• [Work required]: Omit all pictures and give the records below again exactly as written.

[Records from a data source]
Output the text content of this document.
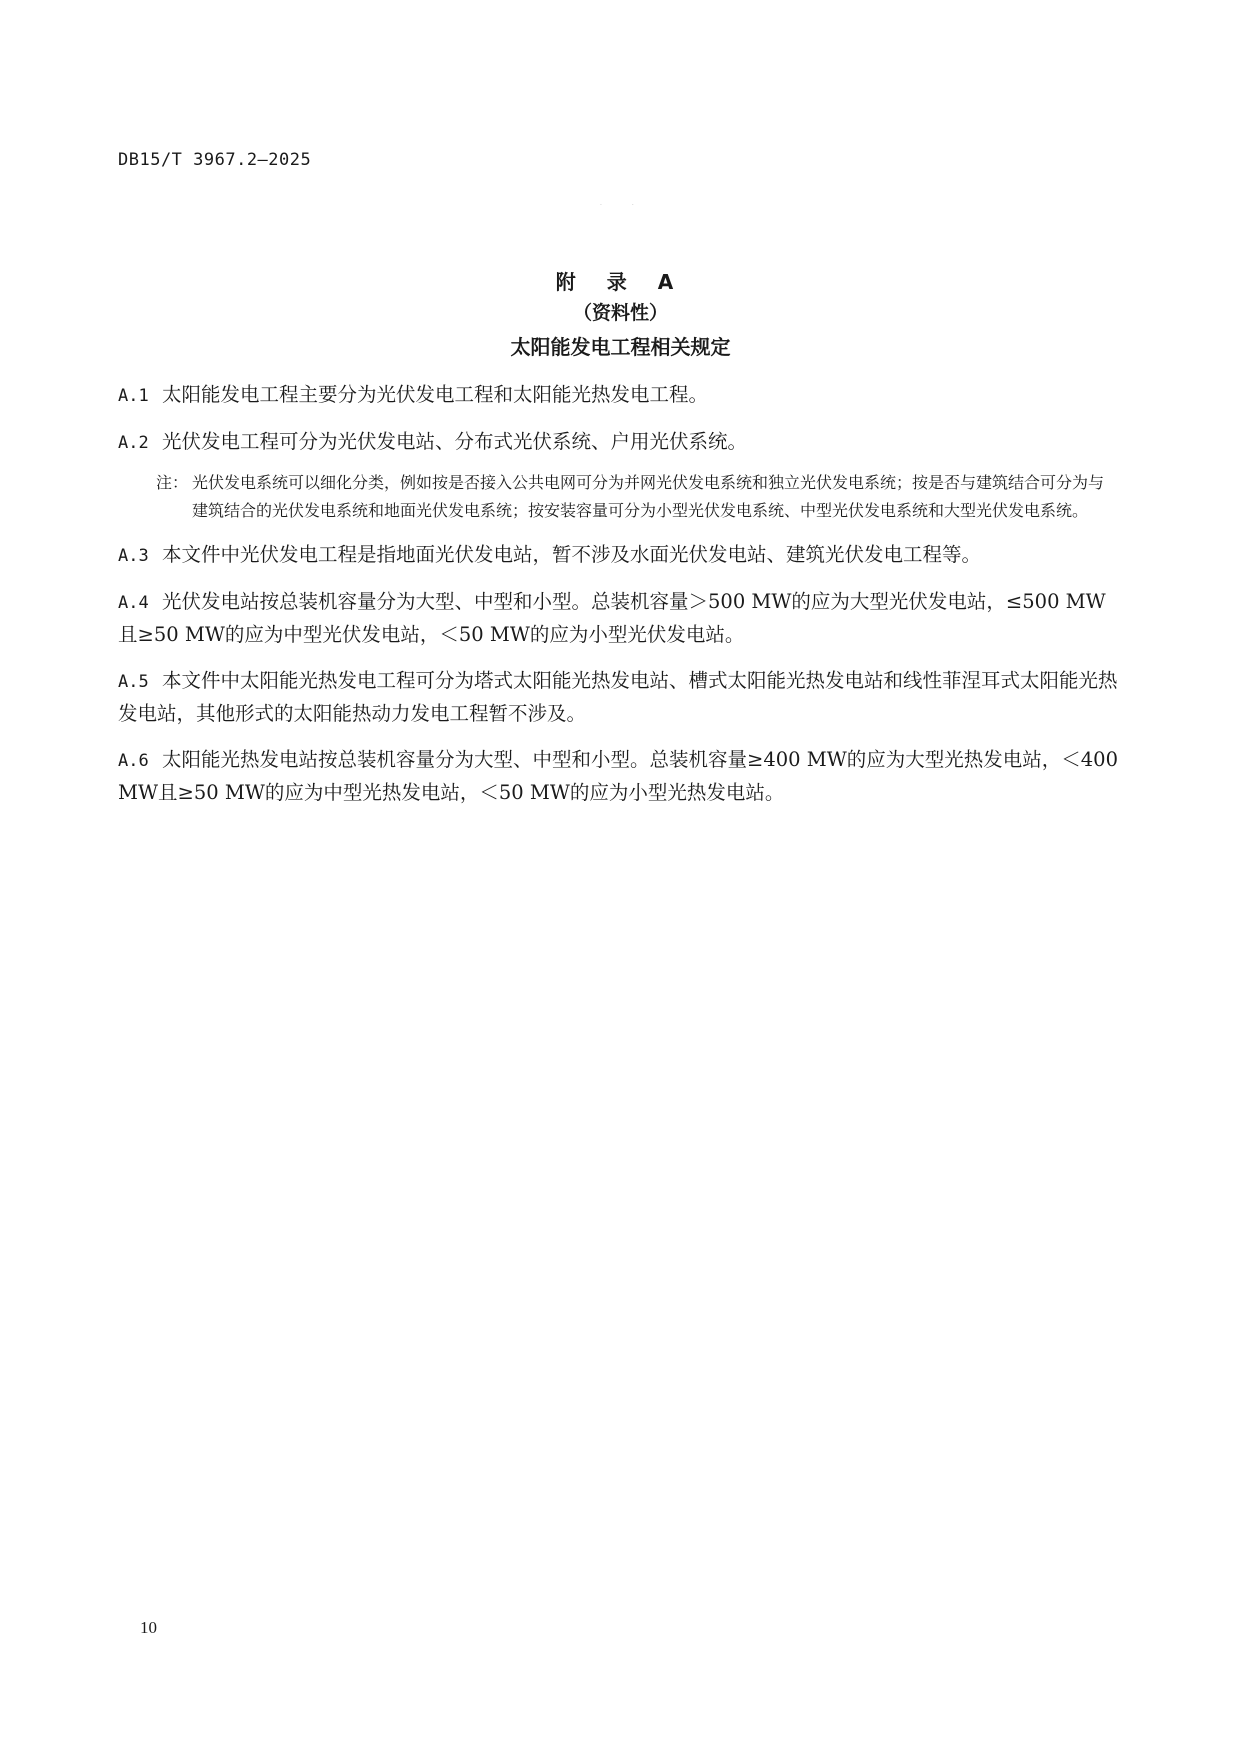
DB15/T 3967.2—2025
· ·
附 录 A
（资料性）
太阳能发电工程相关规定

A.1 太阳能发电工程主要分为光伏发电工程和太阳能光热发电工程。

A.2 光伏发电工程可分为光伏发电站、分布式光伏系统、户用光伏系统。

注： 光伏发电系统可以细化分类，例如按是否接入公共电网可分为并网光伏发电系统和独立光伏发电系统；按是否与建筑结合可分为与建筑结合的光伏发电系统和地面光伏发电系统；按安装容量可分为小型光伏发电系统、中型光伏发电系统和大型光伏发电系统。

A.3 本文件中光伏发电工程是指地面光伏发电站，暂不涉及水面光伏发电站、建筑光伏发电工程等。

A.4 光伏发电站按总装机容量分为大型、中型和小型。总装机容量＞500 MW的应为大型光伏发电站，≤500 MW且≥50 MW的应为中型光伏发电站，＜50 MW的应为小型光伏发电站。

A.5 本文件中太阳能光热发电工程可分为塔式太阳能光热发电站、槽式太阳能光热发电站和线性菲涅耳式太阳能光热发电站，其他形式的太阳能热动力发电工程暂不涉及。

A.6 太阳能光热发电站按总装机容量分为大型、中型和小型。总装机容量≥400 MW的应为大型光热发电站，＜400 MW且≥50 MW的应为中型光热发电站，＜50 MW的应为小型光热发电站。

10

• [Task result]:
Output the text content of this document.
DB15/T 3967.2—2025
· ·
附 录 A
（资料性）
太阳能发电工程相关规定

A.1 太阳能发电工程主要分为光伏发电工程和太阳能光热发电工程。

A.2 光伏发电工程可分为光伏发电站、分布式光伏系统、户用光伏系统。

注： 光伏发电系统可以细化分类，例如按是否接入公共电网可分为并网光伏发电系统和独立光伏发电系统；按是否与建筑结合可分为与建筑结合的光伏发电系统和地面光伏发电系统；按安装容量可分为小型光伏发电系统、中型光伏发电系统和大型光伏发电系统。

A.3 本文件中光伏发电工程是指地面光伏发电站，暂不涉及水面光伏发电站、建筑光伏发电工程等。

A.4 光伏发电站按总装机容量分为大型、中型和小型。总装机容量＞500 MW的应为大型光伏发电站，≤500 MW且≥50 MW的应为中型光伏发电站，＜50 MW的应为小型光伏发电站。

A.5 本文件中太阳能光热发电工程可分为塔式太阳能光热发电站、槽式太阳能光热发电站和线性菲涅耳式太阳能光热发电站，其他形式的太阳能热动力发电工程暂不涉及。

A.6 太阳能光热发电站按总装机容量分为大型、中型和小型。总装机容量≥400 MW的应为大型光热发电站，＜400 MW且≥50 MW的应为中型光热发电站，＜50 MW的应为小型光热发电站。

10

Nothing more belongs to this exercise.